§ What you will do:
Transcribe the records that follow, preserving every word.

—————

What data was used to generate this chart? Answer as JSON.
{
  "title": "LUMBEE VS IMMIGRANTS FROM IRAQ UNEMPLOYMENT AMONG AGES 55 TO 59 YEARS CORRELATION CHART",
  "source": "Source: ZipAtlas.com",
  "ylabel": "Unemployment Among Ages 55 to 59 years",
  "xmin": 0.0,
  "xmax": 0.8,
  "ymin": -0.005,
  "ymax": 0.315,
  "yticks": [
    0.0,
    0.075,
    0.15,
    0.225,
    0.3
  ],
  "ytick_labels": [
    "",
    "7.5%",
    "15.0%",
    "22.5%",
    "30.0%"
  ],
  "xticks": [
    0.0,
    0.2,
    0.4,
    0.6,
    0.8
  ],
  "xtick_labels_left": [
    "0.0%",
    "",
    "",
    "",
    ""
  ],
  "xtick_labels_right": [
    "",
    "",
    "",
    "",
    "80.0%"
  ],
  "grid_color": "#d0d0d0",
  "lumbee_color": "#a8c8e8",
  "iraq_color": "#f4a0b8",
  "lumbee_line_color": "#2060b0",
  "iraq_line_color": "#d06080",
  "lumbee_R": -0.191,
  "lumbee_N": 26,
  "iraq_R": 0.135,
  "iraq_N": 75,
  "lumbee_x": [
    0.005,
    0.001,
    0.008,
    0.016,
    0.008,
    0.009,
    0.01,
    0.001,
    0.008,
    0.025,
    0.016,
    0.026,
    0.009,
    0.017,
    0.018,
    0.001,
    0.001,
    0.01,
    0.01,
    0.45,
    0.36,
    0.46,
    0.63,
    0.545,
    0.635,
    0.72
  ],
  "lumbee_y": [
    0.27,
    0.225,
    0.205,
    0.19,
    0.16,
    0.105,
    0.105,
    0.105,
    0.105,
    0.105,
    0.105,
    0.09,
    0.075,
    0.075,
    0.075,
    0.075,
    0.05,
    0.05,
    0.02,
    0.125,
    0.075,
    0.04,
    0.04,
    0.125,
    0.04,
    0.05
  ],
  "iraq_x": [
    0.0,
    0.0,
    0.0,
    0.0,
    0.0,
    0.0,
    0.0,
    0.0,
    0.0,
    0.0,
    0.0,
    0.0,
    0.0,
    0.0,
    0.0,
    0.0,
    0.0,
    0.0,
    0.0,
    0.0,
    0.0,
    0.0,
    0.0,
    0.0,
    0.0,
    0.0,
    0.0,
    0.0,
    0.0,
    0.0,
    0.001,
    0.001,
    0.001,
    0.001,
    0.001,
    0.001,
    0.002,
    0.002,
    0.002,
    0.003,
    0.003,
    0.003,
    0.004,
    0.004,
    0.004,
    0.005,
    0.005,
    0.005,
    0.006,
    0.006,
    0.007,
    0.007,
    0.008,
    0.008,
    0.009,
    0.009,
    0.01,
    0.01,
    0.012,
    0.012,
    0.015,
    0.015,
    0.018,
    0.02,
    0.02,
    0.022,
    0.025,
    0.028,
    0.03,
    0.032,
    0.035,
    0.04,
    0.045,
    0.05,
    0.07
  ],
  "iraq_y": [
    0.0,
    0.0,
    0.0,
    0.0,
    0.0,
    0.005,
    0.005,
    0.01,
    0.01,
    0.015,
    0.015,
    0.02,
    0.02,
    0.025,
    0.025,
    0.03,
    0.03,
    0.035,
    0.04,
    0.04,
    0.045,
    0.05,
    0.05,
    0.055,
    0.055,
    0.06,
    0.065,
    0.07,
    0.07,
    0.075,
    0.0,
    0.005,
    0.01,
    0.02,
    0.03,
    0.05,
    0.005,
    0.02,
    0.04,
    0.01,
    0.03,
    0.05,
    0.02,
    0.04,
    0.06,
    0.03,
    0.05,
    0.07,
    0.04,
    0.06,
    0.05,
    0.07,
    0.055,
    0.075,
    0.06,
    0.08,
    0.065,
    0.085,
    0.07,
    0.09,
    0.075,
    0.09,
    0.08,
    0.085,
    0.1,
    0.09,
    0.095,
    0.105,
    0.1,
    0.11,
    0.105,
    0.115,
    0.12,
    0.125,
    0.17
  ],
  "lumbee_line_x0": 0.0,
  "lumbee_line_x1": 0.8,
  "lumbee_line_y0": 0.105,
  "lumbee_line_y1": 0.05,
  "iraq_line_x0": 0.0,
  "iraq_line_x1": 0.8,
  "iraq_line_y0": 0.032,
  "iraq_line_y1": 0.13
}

—————

§ Completed exercise:
What data was used to generate this chart? Answer as JSON.
{
  "title": "LUMBEE VS IMMIGRANTS FROM IRAQ UNEMPLOYMENT AMONG AGES 55 TO 59 YEARS CORRELATION CHART",
  "source": "Source: ZipAtlas.com",
  "ylabel": "Unemployment Among Ages 55 to 59 years",
  "xmin": 0.0,
  "xmax": 0.8,
  "ymin": -0.005,
  "ymax": 0.315,
  "yticks": [
    0.0,
    0.075,
    0.15,
    0.225,
    0.3
  ],
  "ytick_labels": [
    "",
    "7.5%",
    "15.0%",
    "22.5%",
    "30.0%"
  ],
  "xticks": [
    0.0,
    0.2,
    0.4,
    0.6,
    0.8
  ],
  "xtick_labels_left": [
    "0.0%",
    "",
    "",
    "",
    ""
  ],
  "xtick_labels_right": [
    "",
    "",
    "",
    "",
    "80.0%"
  ],
  "grid_color": "#d0d0d0",
  "lumbee_color": "#a8c8e8",
  "iraq_color": "#f4a0b8",
  "lumbee_line_color": "#2060b0",
  "iraq_line_color": "#d06080",
  "lumbee_R": -0.191,
  "lumbee_N": 26,
  "iraq_R": 0.135,
  "iraq_N": 75,
  "lumbee_x": [
    0.005,
    0.001,
    0.008,
    0.016,
    0.008,
    0.009,
    0.01,
    0.001,
    0.008,
    0.025,
    0.016,
    0.026,
    0.009,
    0.017,
    0.018,
    0.001,
    0.001,
    0.01,
    0.01,
    0.45,
    0.36,
    0.46,
    0.63,
    0.545,
    0.635,
    0.72
  ],
  "lumbee_y": [
    0.27,
    0.225,
    0.205,
    0.19,
    0.16,
    0.105,
    0.105,
    0.105,
    0.105,
    0.105,
    0.105,
    0.09,
    0.075,
    0.075,
    0.075,
    0.075,
    0.05,
    0.05,
    0.02,
    0.125,
    0.075,
    0.04,
    0.04,
    0.125,
    0.04,
    0.05
  ],
  "iraq_x": [
    0.0,
    0.0,
    0.0,
    0.0,
    0.0,
    0.0,
    0.0,
    0.0,
    0.0,
    0.0,
    0.0,
    0.0,
    0.0,
    0.0,
    0.0,
    0.0,
    0.0,
    0.0,
    0.0,
    0.0,
    0.0,
    0.0,
    0.0,
    0.0,
    0.0,
    0.0,
    0.0,
    0.0,
    0.0,
    0.0,
    0.001,
    0.001,
    0.001,
    0.001,
    0.001,
    0.001,
    0.002,
    0.002,
    0.002,
    0.003,
    0.003,
    0.003,
    0.004,
    0.004,
    0.004,
    0.005,
    0.005,
    0.005,
    0.006,
    0.006,
    0.007,
    0.007,
    0.008,
    0.008,
    0.009,
    0.009,
    0.01,
    0.01,
    0.012,
    0.012,
    0.015,
    0.015,
    0.018,
    0.02,
    0.02,
    0.022,
    0.025,
    0.028,
    0.03,
    0.032,
    0.035,
    0.04,
    0.045,
    0.05,
    0.07
  ],
  "iraq_y": [
    0.0,
    0.0,
    0.0,
    0.0,
    0.0,
    0.005,
    0.005,
    0.01,
    0.01,
    0.015,
    0.015,
    0.02,
    0.02,
    0.025,
    0.025,
    0.03,
    0.03,
    0.035,
    0.04,
    0.04,
    0.045,
    0.05,
    0.05,
    0.055,
    0.055,
    0.06,
    0.065,
    0.07,
    0.07,
    0.075,
    0.0,
    0.005,
    0.01,
    0.02,
    0.03,
    0.05,
    0.005,
    0.02,
    0.04,
    0.01,
    0.03,
    0.05,
    0.02,
    0.04,
    0.06,
    0.03,
    0.05,
    0.07,
    0.04,
    0.06,
    0.05,
    0.07,
    0.055,
    0.075,
    0.06,
    0.08,
    0.065,
    0.085,
    0.07,
    0.09,
    0.075,
    0.09,
    0.08,
    0.085,
    0.1,
    0.09,
    0.095,
    0.105,
    0.1,
    0.11,
    0.105,
    0.115,
    0.12,
    0.125,
    0.17
  ],
  "lumbee_line_x0": 0.0,
  "lumbee_line_x1": 0.8,
  "lumbee_line_y0": 0.105,
  "lumbee_line_y1": 0.05,
  "iraq_line_x0": 0.0,
  "iraq_line_x1": 0.8,
  "iraq_line_y0": 0.032,
  "iraq_line_y1": 0.13
}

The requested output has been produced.